▸ TASK:
Find every line in the records below that holds the word "emit" and copy it.

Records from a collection
· · · · ·
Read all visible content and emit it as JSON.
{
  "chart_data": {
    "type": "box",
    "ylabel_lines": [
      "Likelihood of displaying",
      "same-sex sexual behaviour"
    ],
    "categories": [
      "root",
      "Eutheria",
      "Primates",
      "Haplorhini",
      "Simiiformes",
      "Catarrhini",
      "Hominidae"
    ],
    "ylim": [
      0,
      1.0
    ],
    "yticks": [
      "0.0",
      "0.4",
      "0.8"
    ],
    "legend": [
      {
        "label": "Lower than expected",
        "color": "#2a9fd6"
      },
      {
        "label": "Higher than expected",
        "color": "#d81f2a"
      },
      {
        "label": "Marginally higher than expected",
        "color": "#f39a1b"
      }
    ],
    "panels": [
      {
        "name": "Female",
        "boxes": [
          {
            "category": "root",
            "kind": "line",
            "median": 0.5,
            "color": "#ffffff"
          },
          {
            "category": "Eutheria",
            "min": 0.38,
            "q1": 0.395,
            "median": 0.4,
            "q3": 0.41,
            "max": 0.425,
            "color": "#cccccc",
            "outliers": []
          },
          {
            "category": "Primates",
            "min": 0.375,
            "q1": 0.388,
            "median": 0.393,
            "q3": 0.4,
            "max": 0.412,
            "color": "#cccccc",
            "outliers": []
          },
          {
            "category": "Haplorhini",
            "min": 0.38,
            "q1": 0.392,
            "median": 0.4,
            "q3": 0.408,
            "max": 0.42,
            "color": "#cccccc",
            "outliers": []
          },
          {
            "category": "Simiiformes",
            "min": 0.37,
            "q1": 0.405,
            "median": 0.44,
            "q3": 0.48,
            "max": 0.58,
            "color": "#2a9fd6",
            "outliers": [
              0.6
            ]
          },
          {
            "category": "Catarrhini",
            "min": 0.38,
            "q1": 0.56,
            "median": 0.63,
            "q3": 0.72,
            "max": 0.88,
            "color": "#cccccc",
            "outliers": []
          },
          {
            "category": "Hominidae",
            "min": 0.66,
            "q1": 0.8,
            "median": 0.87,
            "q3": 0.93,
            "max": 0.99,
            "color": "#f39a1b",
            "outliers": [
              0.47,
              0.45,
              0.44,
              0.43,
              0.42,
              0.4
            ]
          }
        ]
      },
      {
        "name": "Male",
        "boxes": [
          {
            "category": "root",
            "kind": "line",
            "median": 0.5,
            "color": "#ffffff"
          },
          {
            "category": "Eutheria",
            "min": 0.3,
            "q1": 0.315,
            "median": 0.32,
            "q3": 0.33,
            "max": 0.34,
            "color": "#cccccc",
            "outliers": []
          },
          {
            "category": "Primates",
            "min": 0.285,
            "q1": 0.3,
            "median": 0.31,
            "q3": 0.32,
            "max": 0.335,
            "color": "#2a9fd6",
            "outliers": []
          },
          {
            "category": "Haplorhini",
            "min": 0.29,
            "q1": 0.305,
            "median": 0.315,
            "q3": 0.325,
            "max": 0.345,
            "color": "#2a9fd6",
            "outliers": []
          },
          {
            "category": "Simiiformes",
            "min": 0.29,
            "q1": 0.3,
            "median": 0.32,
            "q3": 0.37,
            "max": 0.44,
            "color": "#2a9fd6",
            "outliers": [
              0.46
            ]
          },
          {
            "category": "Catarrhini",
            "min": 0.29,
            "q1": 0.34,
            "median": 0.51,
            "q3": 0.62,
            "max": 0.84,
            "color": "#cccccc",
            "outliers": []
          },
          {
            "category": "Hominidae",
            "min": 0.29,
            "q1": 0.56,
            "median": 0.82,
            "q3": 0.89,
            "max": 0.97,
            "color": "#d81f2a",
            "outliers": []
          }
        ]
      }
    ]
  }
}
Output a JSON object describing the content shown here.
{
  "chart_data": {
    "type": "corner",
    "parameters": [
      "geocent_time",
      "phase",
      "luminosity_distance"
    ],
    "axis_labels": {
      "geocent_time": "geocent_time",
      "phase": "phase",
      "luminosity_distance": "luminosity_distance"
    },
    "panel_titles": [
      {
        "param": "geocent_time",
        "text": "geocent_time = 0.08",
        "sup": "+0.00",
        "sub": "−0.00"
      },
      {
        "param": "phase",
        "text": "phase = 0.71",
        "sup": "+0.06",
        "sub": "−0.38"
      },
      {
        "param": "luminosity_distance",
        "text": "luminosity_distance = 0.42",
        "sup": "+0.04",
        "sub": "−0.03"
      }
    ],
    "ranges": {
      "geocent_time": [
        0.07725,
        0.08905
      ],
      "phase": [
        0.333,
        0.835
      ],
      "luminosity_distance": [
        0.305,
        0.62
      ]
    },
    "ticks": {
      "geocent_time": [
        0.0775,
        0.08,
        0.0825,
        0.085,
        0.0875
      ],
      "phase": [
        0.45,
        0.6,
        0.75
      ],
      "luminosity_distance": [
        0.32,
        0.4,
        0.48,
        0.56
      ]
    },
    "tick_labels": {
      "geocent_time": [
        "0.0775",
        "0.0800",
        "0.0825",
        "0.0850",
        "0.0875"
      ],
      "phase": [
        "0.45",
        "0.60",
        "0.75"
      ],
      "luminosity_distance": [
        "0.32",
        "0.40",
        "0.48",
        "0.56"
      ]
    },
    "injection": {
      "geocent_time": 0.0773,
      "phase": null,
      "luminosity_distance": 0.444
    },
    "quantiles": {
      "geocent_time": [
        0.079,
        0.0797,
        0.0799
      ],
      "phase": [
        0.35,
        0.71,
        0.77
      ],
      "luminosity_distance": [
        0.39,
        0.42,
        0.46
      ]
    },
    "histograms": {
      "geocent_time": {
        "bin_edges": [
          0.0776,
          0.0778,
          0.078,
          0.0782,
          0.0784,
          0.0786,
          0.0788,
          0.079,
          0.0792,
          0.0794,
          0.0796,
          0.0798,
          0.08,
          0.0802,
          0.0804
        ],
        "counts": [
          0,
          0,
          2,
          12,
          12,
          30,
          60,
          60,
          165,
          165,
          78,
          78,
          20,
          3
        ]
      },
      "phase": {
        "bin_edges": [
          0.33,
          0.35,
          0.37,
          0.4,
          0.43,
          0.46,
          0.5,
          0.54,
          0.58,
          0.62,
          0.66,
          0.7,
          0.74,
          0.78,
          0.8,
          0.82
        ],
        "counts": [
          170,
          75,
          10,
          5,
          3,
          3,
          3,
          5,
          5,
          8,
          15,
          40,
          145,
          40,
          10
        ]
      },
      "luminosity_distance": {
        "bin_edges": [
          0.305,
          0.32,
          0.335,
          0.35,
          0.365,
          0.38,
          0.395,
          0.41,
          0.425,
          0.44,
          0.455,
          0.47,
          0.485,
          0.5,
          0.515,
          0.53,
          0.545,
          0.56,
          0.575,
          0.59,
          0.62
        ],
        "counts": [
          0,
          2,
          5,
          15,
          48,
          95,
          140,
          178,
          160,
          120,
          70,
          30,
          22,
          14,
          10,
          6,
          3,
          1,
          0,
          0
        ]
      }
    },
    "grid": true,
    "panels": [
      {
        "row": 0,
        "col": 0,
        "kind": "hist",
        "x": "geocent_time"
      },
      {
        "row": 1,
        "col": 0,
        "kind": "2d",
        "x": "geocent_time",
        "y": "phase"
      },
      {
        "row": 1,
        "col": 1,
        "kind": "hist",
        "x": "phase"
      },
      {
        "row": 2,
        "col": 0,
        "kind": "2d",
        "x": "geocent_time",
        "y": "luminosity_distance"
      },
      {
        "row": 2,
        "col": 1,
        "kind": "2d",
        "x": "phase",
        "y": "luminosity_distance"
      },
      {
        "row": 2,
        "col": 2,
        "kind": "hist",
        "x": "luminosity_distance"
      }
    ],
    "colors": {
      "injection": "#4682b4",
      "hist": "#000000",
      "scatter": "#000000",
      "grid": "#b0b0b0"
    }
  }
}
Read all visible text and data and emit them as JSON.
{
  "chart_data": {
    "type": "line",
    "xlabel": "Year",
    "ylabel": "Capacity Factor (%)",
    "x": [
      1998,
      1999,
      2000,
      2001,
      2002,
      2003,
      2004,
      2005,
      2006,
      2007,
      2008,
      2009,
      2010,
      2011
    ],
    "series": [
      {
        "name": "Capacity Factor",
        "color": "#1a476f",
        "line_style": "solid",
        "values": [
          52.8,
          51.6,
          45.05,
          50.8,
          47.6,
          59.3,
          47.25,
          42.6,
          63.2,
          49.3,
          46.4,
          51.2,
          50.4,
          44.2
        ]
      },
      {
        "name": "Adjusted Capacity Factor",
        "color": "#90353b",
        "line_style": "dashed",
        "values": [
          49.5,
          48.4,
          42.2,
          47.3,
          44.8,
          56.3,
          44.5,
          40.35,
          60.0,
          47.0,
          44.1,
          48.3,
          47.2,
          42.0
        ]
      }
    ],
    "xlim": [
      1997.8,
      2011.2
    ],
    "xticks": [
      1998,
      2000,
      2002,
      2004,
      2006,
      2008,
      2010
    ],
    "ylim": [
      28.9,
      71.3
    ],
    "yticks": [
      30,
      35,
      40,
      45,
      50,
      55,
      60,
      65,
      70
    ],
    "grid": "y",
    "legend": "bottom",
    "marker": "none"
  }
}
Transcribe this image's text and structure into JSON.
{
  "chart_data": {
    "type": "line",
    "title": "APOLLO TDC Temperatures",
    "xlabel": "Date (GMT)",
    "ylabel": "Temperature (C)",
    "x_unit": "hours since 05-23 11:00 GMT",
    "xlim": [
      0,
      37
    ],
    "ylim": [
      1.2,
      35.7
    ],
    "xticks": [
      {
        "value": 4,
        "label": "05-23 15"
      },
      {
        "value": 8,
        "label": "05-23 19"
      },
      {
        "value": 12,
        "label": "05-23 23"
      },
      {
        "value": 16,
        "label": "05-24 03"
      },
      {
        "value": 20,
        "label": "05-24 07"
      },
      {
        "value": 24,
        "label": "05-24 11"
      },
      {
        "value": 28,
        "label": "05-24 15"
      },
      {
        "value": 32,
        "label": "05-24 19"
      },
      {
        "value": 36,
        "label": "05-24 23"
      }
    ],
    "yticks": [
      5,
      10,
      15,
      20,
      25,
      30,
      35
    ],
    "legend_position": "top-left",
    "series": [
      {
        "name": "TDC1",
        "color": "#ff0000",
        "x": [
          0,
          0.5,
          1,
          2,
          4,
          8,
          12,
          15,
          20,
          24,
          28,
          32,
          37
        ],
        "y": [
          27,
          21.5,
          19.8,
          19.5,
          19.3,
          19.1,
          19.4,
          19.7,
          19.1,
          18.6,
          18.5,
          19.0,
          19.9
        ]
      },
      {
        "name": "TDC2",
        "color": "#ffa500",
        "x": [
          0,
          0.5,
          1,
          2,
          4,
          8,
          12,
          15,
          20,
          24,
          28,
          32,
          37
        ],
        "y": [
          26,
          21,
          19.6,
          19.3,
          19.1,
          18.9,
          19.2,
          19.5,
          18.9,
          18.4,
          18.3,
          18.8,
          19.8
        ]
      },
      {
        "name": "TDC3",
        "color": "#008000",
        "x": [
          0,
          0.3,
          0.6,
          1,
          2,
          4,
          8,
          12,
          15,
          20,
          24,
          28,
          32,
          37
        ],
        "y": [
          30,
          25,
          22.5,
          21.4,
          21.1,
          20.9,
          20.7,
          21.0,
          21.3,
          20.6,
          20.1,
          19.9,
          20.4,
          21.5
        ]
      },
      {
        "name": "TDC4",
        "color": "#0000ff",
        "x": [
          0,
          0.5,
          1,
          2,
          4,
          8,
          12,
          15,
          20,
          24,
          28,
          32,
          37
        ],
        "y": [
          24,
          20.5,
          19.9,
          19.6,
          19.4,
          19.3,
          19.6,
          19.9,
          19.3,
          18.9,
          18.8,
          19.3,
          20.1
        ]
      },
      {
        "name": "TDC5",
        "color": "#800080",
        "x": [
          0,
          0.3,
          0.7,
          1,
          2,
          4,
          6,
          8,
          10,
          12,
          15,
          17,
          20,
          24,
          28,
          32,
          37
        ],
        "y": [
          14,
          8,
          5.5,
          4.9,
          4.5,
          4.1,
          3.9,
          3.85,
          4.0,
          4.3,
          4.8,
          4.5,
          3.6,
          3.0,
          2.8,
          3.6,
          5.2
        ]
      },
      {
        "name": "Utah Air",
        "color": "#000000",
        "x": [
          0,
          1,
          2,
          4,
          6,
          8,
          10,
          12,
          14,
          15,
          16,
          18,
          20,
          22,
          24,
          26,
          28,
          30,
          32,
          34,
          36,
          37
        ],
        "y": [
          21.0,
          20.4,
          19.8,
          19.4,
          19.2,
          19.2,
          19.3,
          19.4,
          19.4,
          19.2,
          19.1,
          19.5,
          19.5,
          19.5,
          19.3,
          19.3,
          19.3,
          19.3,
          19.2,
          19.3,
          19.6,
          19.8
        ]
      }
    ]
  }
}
· · · · ·
▸ SOLUTION TO THIS TASK:
Read all visible content and emit it as JSON.
Read all visible text and data and emit them as JSON.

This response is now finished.